## Work task:
Find every line below where the string "AchE" shows up, and copy those lines.

(Records contained in a dataset)
··········

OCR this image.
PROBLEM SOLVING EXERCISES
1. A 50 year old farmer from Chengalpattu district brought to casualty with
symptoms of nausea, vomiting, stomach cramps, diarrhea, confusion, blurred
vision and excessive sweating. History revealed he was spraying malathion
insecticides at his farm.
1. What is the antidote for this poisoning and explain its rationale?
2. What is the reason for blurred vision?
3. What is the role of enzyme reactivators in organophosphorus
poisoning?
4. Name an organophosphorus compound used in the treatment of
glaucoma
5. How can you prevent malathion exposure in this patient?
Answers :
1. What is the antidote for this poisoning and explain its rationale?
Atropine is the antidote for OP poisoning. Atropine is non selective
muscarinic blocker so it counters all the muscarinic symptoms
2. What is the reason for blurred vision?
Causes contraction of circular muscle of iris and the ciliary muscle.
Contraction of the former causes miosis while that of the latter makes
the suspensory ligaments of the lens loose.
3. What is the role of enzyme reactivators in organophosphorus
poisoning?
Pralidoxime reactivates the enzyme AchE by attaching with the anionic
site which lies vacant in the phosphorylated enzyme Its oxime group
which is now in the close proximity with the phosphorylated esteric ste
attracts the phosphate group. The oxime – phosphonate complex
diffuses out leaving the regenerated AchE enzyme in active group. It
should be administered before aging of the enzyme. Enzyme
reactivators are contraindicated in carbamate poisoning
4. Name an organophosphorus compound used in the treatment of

··········

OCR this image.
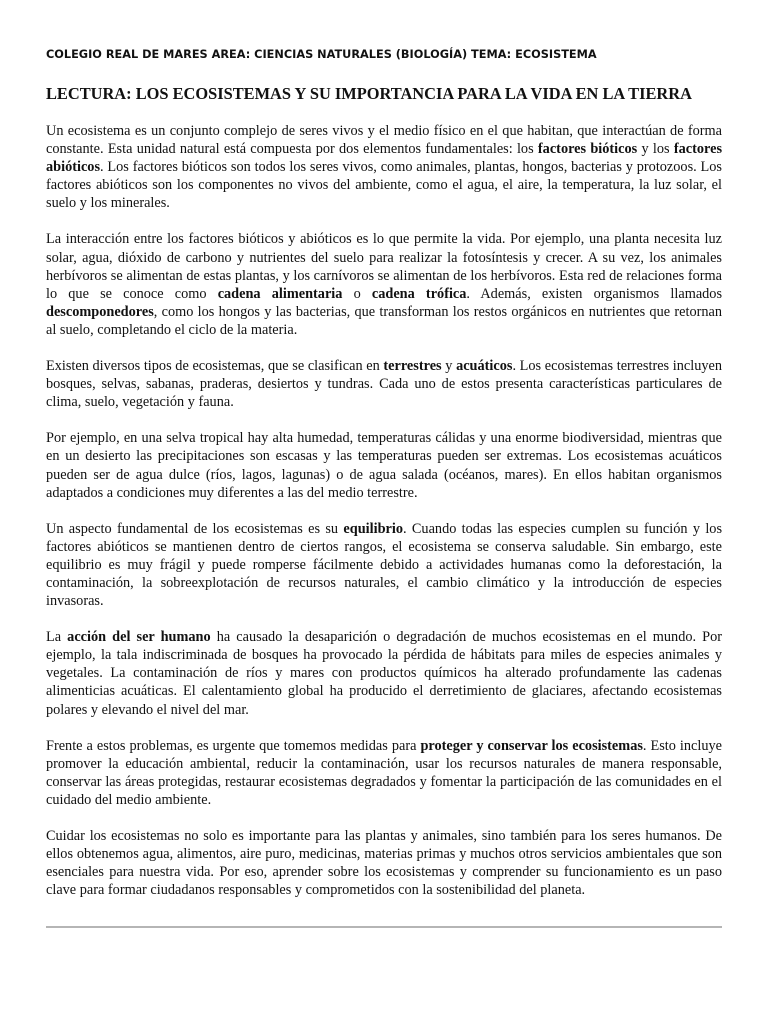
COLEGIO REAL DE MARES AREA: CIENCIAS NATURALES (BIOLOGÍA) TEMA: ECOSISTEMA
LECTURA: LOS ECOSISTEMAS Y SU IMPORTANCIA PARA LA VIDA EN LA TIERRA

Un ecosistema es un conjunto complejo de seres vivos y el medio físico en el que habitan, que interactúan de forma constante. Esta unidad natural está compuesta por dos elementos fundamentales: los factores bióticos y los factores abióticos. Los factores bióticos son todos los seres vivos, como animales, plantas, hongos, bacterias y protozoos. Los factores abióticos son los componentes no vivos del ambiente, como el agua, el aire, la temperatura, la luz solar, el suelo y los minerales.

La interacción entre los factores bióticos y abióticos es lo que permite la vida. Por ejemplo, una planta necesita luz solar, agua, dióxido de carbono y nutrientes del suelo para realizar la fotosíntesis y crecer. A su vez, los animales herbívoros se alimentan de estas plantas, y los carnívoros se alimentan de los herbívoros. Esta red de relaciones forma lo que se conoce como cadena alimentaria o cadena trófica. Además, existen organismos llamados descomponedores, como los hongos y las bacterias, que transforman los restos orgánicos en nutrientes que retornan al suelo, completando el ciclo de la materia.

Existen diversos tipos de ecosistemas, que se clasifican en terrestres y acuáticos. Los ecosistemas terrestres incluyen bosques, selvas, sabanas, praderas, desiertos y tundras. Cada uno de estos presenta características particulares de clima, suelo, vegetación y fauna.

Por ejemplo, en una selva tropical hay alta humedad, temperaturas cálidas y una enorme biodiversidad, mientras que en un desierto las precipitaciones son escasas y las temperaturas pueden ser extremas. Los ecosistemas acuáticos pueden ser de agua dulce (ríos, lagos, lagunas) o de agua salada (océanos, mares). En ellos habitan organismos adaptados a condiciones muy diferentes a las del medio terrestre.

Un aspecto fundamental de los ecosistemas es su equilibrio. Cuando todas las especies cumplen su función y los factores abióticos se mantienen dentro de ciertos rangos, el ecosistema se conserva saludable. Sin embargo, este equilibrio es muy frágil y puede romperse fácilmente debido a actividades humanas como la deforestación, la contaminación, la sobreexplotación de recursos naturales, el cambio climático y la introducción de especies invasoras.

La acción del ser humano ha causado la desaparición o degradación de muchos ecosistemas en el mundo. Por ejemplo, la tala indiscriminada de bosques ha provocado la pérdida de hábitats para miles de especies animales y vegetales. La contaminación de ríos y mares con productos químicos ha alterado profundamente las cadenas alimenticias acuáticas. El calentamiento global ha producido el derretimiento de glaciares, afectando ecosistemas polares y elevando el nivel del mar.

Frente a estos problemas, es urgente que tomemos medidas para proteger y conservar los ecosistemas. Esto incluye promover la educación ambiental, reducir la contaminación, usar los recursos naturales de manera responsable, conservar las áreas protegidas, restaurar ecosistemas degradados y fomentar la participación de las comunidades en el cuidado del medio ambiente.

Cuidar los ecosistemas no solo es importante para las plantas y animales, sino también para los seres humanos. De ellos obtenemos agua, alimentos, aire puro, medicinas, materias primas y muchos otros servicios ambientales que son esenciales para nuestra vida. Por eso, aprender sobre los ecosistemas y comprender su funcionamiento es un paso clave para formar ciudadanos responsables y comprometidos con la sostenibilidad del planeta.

··········

## Solution for this problem:
Pralidoxime reactivates the enzyme AchE by attaching with the anionic
diffuses out leaving the regenerated AchE enzyme in active group. It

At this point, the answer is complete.